# Problem requirements
State the number of lines that hold the string "title", with nothing added.
────────────────
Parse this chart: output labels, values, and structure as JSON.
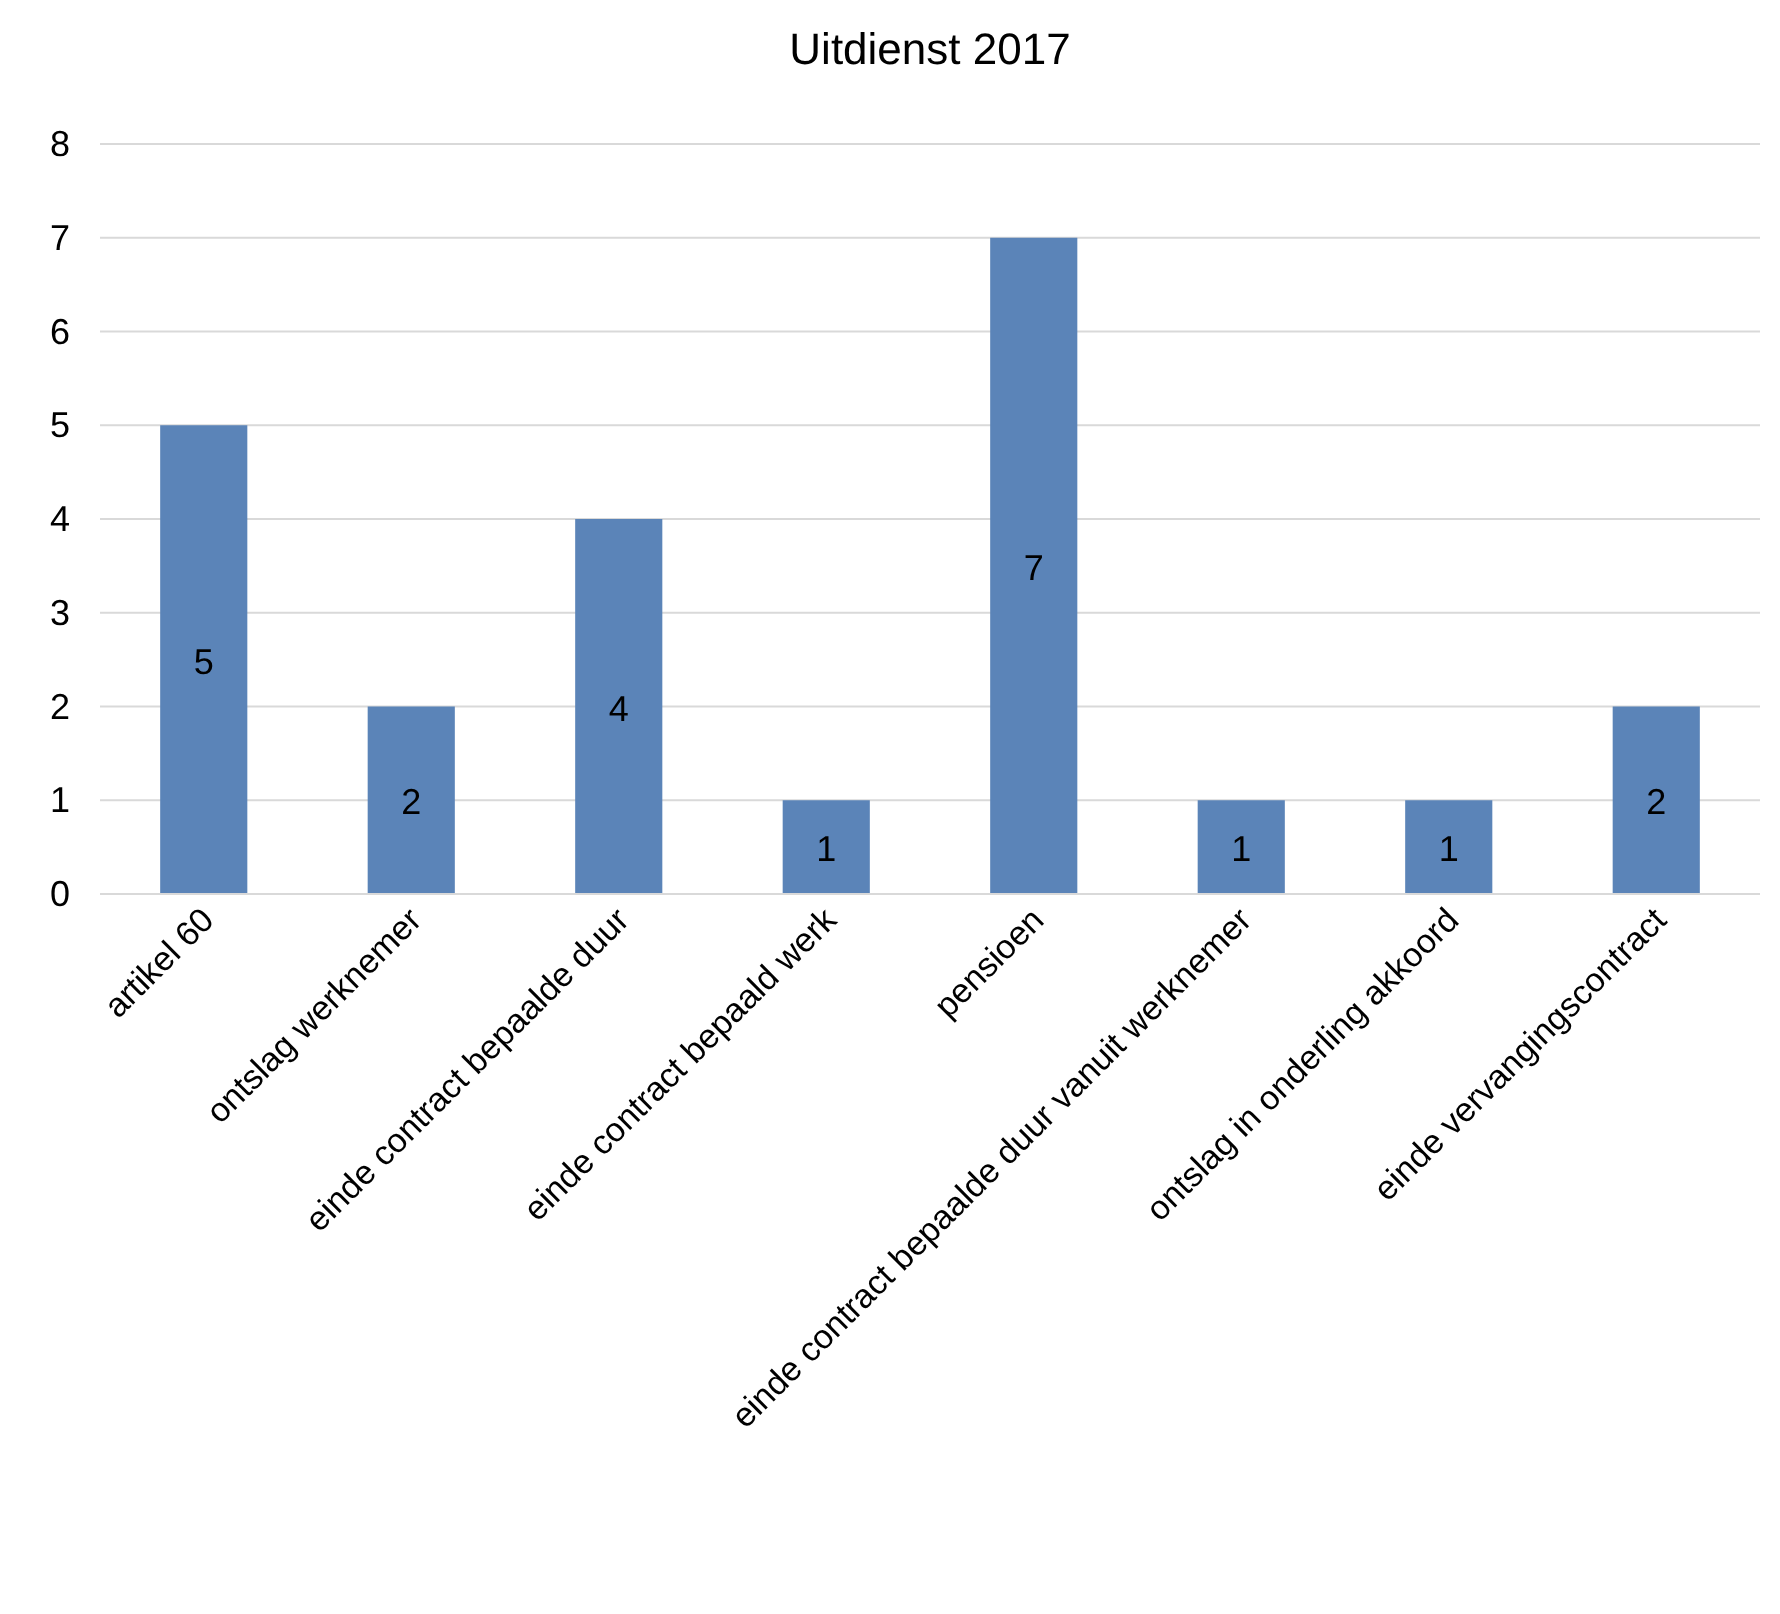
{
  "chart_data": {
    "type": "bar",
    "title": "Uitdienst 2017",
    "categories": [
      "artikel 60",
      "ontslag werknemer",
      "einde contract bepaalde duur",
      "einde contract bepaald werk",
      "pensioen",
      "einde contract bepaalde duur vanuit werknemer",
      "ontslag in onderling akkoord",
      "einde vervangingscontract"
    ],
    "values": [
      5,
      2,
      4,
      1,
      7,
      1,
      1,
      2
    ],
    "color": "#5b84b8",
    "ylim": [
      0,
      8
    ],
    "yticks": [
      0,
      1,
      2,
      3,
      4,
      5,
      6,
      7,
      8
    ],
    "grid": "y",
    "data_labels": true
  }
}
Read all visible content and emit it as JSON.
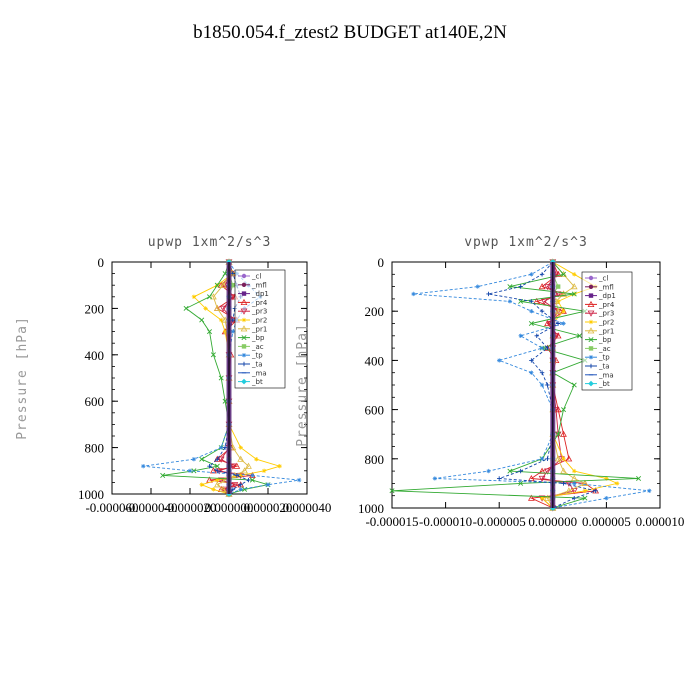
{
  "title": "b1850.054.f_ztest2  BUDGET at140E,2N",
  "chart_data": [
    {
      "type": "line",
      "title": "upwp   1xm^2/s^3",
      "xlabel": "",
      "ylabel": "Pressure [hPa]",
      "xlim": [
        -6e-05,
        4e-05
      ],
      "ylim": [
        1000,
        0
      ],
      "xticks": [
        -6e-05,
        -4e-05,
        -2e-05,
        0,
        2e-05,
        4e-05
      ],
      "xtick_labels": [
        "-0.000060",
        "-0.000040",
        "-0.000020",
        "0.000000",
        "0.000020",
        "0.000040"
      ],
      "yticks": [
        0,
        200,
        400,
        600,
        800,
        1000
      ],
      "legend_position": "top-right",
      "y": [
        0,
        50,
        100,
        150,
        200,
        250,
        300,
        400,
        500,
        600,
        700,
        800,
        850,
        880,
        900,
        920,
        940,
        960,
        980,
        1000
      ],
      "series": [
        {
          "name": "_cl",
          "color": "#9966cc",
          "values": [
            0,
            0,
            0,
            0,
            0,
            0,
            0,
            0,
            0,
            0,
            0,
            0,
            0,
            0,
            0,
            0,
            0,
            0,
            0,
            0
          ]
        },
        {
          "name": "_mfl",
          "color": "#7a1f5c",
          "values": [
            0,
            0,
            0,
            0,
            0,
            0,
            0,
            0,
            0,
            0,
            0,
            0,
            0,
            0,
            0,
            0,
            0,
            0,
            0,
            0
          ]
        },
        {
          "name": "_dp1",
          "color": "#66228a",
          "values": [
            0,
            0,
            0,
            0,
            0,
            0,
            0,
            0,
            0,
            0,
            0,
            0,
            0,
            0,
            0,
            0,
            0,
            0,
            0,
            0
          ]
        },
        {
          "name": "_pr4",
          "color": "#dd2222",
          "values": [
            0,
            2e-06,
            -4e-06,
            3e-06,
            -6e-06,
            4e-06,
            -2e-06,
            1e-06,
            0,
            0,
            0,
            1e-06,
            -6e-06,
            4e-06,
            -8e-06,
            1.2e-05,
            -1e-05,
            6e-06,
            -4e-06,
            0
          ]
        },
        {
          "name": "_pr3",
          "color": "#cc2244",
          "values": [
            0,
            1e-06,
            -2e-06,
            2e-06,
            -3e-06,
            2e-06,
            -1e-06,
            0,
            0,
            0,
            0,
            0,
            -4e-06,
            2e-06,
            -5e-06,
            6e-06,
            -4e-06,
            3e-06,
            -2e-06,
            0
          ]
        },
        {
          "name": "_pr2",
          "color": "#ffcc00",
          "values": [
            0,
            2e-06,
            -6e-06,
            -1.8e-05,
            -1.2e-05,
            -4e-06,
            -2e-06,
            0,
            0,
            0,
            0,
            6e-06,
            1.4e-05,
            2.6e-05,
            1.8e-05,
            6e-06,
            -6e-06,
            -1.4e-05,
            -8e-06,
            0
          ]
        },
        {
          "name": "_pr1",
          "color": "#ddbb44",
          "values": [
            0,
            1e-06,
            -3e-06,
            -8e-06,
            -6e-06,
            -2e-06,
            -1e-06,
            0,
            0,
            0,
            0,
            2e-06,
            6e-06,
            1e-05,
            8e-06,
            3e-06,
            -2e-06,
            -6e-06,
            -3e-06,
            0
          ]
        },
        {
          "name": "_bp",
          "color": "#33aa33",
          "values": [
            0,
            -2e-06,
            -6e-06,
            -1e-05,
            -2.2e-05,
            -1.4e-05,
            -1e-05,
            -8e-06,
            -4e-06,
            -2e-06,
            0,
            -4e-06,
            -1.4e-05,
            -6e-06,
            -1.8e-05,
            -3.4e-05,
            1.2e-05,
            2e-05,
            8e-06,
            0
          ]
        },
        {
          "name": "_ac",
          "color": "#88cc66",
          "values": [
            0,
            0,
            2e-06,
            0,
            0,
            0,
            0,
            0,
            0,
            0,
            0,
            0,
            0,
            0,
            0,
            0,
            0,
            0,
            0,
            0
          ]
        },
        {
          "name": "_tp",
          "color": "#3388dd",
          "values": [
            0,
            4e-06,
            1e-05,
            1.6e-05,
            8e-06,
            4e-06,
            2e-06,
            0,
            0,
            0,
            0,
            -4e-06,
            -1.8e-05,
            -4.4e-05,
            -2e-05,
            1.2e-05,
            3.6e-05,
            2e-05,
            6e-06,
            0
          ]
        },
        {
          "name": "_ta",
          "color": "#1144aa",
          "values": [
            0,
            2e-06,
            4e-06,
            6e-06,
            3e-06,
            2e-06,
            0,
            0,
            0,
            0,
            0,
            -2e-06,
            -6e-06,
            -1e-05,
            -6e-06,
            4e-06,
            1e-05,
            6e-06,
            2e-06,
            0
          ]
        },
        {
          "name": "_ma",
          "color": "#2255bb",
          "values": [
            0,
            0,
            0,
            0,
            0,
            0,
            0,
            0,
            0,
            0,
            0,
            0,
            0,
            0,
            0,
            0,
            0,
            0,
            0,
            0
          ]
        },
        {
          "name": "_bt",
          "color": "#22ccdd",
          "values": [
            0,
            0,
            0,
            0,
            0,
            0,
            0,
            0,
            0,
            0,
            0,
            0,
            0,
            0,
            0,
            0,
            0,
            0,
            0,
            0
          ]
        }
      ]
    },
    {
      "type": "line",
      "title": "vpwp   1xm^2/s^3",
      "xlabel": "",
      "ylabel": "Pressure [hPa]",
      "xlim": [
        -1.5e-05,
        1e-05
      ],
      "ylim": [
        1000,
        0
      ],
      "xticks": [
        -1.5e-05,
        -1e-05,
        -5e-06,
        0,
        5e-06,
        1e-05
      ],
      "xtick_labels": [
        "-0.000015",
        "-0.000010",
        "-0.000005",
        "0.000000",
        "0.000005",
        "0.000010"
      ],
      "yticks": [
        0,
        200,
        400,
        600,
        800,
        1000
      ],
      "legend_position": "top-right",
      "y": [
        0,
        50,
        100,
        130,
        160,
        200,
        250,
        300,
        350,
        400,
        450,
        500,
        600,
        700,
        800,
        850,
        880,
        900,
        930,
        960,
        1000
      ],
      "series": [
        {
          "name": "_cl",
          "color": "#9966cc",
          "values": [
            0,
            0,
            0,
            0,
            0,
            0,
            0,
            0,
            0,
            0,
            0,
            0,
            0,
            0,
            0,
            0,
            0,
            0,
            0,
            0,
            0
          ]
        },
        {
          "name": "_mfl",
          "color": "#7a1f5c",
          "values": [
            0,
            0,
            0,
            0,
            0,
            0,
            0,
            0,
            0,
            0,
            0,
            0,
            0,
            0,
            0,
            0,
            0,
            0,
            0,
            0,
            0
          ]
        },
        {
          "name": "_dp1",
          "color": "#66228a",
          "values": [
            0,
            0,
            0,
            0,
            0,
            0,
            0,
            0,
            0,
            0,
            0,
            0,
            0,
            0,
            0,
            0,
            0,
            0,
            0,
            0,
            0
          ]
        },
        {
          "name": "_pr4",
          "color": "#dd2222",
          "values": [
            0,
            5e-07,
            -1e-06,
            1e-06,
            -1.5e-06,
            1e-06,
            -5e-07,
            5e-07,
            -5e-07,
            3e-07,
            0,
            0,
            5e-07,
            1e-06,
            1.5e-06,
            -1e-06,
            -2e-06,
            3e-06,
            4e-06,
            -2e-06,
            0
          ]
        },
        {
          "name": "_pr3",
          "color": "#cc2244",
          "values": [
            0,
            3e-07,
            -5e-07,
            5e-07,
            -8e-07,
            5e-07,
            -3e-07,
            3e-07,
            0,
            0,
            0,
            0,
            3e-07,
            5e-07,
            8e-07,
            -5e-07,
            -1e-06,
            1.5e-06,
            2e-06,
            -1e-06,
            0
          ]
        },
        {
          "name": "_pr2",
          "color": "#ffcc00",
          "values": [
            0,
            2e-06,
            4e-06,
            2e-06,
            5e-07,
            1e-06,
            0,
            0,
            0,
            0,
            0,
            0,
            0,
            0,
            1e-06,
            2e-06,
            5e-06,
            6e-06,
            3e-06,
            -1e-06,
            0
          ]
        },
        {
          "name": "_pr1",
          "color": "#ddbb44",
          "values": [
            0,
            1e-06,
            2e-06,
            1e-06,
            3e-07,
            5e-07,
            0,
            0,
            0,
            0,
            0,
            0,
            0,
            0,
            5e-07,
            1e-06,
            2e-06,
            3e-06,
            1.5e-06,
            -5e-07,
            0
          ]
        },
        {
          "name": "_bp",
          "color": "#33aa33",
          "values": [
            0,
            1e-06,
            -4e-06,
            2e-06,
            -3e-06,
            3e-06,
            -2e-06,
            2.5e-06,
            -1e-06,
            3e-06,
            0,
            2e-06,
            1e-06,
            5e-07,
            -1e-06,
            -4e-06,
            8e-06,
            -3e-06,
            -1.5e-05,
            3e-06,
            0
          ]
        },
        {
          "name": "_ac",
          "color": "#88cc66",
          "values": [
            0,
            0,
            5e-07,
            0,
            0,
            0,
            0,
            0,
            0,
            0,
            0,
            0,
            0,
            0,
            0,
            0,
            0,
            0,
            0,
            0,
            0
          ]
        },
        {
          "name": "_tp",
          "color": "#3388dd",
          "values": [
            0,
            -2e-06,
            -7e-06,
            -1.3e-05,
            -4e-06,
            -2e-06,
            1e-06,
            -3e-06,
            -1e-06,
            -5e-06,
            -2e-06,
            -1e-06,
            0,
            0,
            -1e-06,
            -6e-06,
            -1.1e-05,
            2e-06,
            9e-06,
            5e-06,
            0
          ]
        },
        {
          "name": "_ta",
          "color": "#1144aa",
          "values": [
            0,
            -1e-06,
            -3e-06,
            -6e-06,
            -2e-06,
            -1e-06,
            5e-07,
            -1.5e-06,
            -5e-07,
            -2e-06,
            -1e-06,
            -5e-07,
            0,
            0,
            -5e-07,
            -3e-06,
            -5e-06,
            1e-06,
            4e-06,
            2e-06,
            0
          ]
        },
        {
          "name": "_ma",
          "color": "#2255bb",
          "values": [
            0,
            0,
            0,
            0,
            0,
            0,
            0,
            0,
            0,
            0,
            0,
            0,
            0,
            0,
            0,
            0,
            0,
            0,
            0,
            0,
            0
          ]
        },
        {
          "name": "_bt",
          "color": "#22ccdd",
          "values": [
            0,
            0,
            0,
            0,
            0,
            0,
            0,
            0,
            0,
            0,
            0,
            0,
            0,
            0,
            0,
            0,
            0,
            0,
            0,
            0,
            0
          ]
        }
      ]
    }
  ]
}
────────────────
# Exercise answer
4